◆ Exercise brief: Reproduce each line that includes the word "user".

◆ Stored data:
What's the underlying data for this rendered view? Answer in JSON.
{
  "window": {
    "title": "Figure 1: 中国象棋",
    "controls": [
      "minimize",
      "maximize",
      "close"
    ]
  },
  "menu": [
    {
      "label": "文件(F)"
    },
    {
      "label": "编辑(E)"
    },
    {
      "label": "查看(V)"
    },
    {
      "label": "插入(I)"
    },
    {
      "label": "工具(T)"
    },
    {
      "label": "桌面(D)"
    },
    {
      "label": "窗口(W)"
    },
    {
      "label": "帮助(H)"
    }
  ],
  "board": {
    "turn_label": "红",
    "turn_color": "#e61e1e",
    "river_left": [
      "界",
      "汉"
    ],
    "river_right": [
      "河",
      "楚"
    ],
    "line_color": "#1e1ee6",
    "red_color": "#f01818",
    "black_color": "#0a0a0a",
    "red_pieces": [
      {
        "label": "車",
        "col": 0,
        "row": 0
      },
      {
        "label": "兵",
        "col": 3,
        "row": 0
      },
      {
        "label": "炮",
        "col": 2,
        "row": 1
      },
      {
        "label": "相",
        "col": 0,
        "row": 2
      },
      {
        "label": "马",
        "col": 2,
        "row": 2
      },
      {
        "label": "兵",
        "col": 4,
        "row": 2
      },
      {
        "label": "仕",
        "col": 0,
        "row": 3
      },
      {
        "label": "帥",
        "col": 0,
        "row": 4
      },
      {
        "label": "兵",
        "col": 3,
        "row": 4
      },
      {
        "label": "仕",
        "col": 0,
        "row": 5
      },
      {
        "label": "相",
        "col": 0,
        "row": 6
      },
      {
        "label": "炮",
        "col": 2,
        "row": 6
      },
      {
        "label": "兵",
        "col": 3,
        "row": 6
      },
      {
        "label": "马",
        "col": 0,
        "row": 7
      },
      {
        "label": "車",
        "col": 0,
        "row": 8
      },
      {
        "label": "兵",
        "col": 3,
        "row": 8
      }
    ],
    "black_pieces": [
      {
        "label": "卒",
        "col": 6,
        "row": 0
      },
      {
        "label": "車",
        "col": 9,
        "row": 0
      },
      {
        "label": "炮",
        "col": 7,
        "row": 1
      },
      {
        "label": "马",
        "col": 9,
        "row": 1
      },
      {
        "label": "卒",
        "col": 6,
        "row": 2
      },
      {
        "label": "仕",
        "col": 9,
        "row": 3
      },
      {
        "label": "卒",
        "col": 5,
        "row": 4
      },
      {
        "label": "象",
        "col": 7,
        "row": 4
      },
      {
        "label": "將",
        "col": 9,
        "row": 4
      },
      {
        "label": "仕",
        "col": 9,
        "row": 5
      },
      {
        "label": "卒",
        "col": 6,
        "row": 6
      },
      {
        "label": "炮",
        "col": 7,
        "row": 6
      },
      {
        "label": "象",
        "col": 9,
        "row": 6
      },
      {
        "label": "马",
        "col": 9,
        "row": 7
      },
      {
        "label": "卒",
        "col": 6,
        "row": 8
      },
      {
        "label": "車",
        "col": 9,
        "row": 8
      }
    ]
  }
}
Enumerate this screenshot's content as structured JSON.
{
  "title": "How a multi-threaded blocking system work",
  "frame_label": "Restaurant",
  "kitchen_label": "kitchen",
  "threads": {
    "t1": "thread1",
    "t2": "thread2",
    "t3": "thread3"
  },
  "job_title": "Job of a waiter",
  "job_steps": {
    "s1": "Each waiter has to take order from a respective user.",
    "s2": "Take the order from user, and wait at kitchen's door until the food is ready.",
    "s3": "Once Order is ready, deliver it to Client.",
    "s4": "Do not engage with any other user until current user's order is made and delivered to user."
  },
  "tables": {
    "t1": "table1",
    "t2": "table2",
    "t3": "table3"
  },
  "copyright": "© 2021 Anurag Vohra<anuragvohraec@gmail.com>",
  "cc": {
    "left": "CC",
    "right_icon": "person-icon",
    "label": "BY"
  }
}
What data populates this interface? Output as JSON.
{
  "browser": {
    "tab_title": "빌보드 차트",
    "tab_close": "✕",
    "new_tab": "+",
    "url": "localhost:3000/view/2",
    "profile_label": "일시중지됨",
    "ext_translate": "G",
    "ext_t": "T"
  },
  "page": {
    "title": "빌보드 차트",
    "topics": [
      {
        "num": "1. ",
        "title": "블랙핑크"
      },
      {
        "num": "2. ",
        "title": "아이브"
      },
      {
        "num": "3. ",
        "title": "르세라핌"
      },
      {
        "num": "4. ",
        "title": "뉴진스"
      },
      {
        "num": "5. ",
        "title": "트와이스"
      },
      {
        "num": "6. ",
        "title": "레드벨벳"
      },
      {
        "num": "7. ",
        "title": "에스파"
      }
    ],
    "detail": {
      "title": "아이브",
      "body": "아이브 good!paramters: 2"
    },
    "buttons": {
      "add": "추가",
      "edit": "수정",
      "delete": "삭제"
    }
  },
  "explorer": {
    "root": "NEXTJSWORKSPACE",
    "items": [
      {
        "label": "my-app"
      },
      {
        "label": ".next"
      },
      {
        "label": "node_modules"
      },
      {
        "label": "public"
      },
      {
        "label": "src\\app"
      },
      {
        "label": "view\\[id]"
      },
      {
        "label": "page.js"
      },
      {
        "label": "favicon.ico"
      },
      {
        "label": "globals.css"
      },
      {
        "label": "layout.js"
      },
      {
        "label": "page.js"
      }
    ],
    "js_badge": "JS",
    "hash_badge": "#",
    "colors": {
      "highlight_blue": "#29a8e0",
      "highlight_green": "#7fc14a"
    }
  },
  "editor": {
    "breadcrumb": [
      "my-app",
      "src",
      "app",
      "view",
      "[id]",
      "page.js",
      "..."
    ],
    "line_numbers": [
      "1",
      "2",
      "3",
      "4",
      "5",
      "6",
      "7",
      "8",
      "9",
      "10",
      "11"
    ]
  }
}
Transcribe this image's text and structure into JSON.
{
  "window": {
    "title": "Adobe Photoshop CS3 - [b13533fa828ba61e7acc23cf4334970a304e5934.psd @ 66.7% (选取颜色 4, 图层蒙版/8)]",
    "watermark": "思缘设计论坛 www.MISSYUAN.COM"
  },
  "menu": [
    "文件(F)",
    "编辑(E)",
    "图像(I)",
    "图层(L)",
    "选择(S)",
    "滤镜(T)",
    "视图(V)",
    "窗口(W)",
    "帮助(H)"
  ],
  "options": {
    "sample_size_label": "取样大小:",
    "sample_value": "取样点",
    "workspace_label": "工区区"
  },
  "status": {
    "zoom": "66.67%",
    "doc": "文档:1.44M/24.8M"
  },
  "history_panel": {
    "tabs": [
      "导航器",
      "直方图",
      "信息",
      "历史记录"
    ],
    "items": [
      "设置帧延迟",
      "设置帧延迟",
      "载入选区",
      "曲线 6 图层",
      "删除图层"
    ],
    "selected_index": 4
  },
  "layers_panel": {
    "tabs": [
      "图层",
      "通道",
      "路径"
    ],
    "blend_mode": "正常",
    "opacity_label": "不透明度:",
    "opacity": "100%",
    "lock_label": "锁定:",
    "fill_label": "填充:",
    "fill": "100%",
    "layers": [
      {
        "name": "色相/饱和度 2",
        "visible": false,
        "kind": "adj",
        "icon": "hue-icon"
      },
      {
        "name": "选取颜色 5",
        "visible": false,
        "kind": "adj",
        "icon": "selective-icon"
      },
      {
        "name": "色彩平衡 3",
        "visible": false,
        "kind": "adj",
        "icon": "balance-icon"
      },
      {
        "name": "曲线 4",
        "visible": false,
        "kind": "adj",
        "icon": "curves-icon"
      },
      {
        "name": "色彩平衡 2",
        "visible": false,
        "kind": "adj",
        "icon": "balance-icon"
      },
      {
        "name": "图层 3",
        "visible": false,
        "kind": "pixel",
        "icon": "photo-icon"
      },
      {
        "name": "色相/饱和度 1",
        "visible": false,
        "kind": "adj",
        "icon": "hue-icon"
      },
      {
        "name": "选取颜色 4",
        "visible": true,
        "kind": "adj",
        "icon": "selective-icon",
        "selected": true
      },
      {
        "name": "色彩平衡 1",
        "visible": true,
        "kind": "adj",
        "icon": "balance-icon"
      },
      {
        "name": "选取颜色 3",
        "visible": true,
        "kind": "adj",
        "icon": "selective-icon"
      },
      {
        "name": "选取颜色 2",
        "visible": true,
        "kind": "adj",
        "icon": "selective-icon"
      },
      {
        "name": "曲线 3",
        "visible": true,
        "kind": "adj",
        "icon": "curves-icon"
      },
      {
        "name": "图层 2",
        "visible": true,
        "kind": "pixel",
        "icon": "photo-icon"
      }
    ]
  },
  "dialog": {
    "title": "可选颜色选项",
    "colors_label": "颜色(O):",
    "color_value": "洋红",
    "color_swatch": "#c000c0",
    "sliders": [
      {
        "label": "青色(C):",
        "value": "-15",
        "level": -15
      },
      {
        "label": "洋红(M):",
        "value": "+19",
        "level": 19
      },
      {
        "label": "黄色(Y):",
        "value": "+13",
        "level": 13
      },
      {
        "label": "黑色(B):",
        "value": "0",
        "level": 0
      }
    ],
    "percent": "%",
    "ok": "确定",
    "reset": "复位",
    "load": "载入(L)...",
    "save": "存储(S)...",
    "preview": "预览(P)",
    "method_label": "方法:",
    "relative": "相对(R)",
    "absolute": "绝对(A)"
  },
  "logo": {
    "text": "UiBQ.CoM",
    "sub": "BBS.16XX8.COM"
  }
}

◆ Solved problem:
    "s1": "Each waiter has to take order from a respective user.",
    "s2": "Take the order from user, and wait at kitchen's door until the food is ready.",
    "s4": "Do not engage with any other user until current user's order is made and delivered to user."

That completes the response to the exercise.